• _WRITTEN REQUEST_: Format every line of the entries below as a Markdown table with two columns, Row and Line. Number the rows in order and leave out blank lines.

[Element box annotations]
┏━━
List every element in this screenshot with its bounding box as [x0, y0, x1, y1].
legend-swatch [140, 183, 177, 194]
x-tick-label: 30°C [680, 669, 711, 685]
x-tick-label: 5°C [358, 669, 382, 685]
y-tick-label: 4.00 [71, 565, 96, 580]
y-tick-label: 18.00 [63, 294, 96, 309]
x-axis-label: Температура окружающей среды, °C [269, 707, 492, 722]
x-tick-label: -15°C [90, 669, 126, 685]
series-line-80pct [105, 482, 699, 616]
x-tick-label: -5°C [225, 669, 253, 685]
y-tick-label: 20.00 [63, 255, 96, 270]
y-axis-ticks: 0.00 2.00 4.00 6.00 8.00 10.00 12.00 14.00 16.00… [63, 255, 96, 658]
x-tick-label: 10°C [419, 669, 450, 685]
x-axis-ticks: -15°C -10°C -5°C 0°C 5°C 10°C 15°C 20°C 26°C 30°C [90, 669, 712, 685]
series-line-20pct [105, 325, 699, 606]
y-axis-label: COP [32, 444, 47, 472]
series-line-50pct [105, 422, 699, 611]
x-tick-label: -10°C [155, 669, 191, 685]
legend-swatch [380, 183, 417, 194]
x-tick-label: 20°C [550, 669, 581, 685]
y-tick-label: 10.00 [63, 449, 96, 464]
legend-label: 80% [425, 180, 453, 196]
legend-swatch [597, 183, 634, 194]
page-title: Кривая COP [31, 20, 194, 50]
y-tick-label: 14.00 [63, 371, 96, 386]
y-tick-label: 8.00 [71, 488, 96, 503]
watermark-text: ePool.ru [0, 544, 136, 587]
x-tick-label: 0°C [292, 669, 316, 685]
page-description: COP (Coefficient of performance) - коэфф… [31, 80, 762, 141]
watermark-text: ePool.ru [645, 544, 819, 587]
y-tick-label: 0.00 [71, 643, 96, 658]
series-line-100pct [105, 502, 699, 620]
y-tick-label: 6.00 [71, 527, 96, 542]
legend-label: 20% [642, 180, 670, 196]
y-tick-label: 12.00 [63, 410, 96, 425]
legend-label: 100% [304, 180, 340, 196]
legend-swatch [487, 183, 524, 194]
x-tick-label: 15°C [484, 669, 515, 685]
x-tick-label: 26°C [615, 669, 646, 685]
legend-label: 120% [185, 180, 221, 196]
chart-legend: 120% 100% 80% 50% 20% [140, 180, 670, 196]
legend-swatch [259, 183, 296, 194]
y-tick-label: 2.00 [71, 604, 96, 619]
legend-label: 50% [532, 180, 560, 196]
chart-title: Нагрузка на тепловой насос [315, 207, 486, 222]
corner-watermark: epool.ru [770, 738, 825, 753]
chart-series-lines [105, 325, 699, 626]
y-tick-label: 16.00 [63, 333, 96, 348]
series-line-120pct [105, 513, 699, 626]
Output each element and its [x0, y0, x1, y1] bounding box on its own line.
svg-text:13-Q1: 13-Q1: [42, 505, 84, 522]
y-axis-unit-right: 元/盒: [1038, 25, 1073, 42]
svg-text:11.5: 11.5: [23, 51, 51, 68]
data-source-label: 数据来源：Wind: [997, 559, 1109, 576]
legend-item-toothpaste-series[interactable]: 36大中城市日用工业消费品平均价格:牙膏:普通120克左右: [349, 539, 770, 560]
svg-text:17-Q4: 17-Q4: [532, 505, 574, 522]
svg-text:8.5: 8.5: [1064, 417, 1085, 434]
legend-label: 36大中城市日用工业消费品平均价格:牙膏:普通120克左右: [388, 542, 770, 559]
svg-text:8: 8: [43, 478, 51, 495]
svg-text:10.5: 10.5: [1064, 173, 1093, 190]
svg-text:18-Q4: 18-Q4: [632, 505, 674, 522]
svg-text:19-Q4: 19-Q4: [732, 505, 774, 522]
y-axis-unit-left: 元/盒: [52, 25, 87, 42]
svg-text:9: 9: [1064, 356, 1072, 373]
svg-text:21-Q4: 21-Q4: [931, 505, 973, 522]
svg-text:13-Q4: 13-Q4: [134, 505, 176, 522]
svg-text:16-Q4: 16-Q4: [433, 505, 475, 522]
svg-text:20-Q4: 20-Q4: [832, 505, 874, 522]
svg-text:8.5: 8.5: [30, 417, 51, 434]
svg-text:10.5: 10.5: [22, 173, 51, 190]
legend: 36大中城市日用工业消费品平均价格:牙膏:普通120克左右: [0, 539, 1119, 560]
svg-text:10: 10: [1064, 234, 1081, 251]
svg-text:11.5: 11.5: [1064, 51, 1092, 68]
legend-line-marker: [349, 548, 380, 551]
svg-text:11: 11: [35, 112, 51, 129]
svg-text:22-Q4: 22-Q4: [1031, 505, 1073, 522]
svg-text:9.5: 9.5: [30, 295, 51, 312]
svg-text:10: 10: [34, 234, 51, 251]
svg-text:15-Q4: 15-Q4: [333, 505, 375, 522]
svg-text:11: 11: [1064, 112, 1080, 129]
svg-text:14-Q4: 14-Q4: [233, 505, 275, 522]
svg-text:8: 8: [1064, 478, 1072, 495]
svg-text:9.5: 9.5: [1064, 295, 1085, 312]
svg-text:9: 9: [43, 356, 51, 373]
┗━━
• _EXERCISE RESULT_:
| Row | Line |
|---|---|
| 1 | List every element in this screenshot with its bounding box as [x0, y0, x1, y1]. |
| 2 | legend-swatch [140, 183, 177, 194] |
| 3 | x-tick-label: 30°C [680, 669, 711, 685] |
| 4 | x-tick-label: 5°C [358, 669, 382, 685] |
| 5 | y-tick-label: 4.00 [71, 565, 96, 580] |
| 6 | y-tick-label: 18.00 [63, 294, 96, 309] |
| 7 | x-axis-label: Температура окружающей среды, °C [269, 707, 492, 722] |
| 8 | x-tick-label: -15°C [90, 669, 126, 685] |
| 9 | series-line-80pct [105, 482, 699, 616] |
| 10 | x-tick-label: -5°C [225, 669, 253, 685] |
| 11 | y-tick-label: 20.00 [63, 255, 96, 270] |
| 12 | y-axis-ticks: 0.00 2.00 4.00 6.00 8.00 10.00 12.00 14.00 16.00… [63, 255, 96, 658] |
| 13 | x-tick-label: 10°C [419, 669, 450, 685] |
| 14 | x-axis-ticks: -15°C -10°C -5°C 0°C 5°C 10°C 15°C 20°C 26°C 30°C [90, 669, 712, 685] |
| 15 | series-line-20pct [105, 325, 699, 606] |
| 16 | y-axis-label: COP [32, 444, 47, 472] |
| 17 | series-line-50pct [105, 422, 699, 611] |
| 18 | x-tick-label: -10°C [155, 669, 191, 685] |
| 19 | legend-swatch [380, 183, 417, 194] |
| 20 | x-tick-label: 20°C [550, 669, 581, 685] |
| 21 | y-tick-label: 10.00 [63, 449, 96, 464] |
| 22 | legend-label: 80% [425, 180, 453, 196] |
| 23 | legend-swatch [597, 183, 634, 194] |
| 24 | page-title: Кривая COP [31, 20, 194, 50] |
| 25 | y-tick-label: 14.00 [63, 371, 96, 386] |
| 26 | y-tick-label: 8.00 [71, 488, 96, 503] |
| 27 | watermark-text: ePool.ru [0, 544, 136, 587] |
| 28 | x-tick-label: 0°C [292, 669, 316, 685] |
| 29 | page-description: COP (Coefficient of performance) - коэфф… [31, 80, 762, 141] |
| 30 | watermark-text: ePool.ru [645, 544, 819, 587] |
| 31 | y-tick-label: 0.00 [71, 643, 96, 658] |
| 32 | series-line-100pct [105, 502, 699, 620] |
| 33 | y-tick-label: 6.00 [71, 527, 96, 542] |
| 34 | legend-label: 20% [642, 180, 670, 196] |
| 35 | y-tick-label: 12.00 [63, 410, 96, 425] |
| 36 | legend-label: 100% [304, 180, 340, 196] |
| 37 | legend-swatch [487, 183, 524, 194] |
| 38 | x-tick-label: 15°C [484, 669, 515, 685] |
| 39 | x-tick-label: 26°C [615, 669, 646, 685] |
| 40 | legend-label: 120% [185, 180, 221, 196] |
| 41 | chart-legend: 120% 100% 80% 50% 20% [140, 180, 670, 196] |
| 42 | legend-swatch [259, 183, 296, 194] |
| 43 | y-tick-label: 2.00 [71, 604, 96, 619] |
| 44 | legend-label: 50% [532, 180, 560, 196] |
| 45 | chart-title: Нагрузка на тепловой насос [315, 207, 486, 222] |
| 46 | corner-watermark: epool.ru [770, 738, 825, 753] |
| 47 | chart-series-lines [105, 325, 699, 626] |
| 48 | y-tick-label: 16.00 [63, 333, 96, 348] |
| 49 | series-line-120pct [105, 513, 699, 626] |
| 50 | Output each element and its [x0, y0, x1, y1] bounding box on its own line. |
| 51 | svg-text:13-Q1: 13-Q1: [42, 505, 84, 522] |
| 52 | y-axis-unit-right: 元/盒: [1038, 25, 1073, 42] |
| 53 | svg-text:11.5: 11.5: [23, 51, 51, 68] |
| 54 | data-source-label: 数据来源：Wind: [997, 559, 1109, 576] |
| 55 | legend-item-toothpaste-series[interactable]: 36大中城市日用工业消费品平均价格:牙膏:普通120克左右: [349, 539, 770, 560] |
| 56 | svg-text:17-Q4: 17-Q4: [532, 505, 574, 522] |
| 57 | svg-text:8.5: 8.5: [1064, 417, 1085, 434] |
| 58 | legend-label: 36大中城市日用工业消费品平均价格:牙膏:普通120克左右: [388, 542, 770, 559] |
| 59 | svg-text:8: 8: [43, 478, 51, 495] |
| 60 | svg-text:10.5: 10.5: [1064, 173, 1093, 190] |
| 61 | svg-text:18-Q4: 18-Q4: [632, 505, 674, 522] |
| 62 | svg-text:19-Q4: 19-Q4: [732, 505, 774, 522] |
| 63 | y-axis-unit-left: 元/盒: [52, 25, 87, 42] |
| 64 | svg-text:9: 9: [1064, 356, 1072, 373] |
| 65 | svg-text:21-Q4: 21-Q4: [931, 505, 973, 522] |
| 66 | svg-text:13-Q4: 13-Q4: [134, 505, 176, 522] |
| 67 | svg-text:16-Q4: 16-Q4: [433, 505, 475, 522] |
| 68 | svg-text:20-Q4: 20-Q4: [832, 505, 874, 522] |
| 69 | svg-text:8.5: 8.5: [30, 417, 51, 434] |
| 70 | svg-text:10.5: 10.5: [22, 173, 51, 190] |
| 71 | legend: 36大中城市日用工业消费品平均价格:牙膏:普通120克左右: [0, 539, 1119, 560] |
| 72 | svg-text:10: 10: [1064, 234, 1081, 251] |
| 73 | svg-text:11.5: 11.5: [1064, 51, 1092, 68] |
| 74 | legend-line-marker: [349, 548, 380, 551] |
| 75 | svg-text:11: 11: [35, 112, 51, 129] |
| 76 | svg-text:22-Q4: 22-Q4: [1031, 505, 1073, 522] |
| 77 | svg-text:9.5: 9.5: [30, 295, 51, 312] |
| 78 | svg-text:10: 10: [34, 234, 51, 251] |
| 79 | svg-text:15-Q4: 15-Q4: [333, 505, 375, 522] |
| 80 | svg-text:11: 11: [1064, 112, 1080, 129] |
| 81 | svg-text:14-Q4: 14-Q4: [233, 505, 275, 522] |
| 82 | svg-text:8: 8: [1064, 478, 1072, 495] |
| 83 | svg-text:9.5: 9.5: [1064, 295, 1085, 312] |
| 84 | svg-text:9: 9: [43, 356, 51, 373] |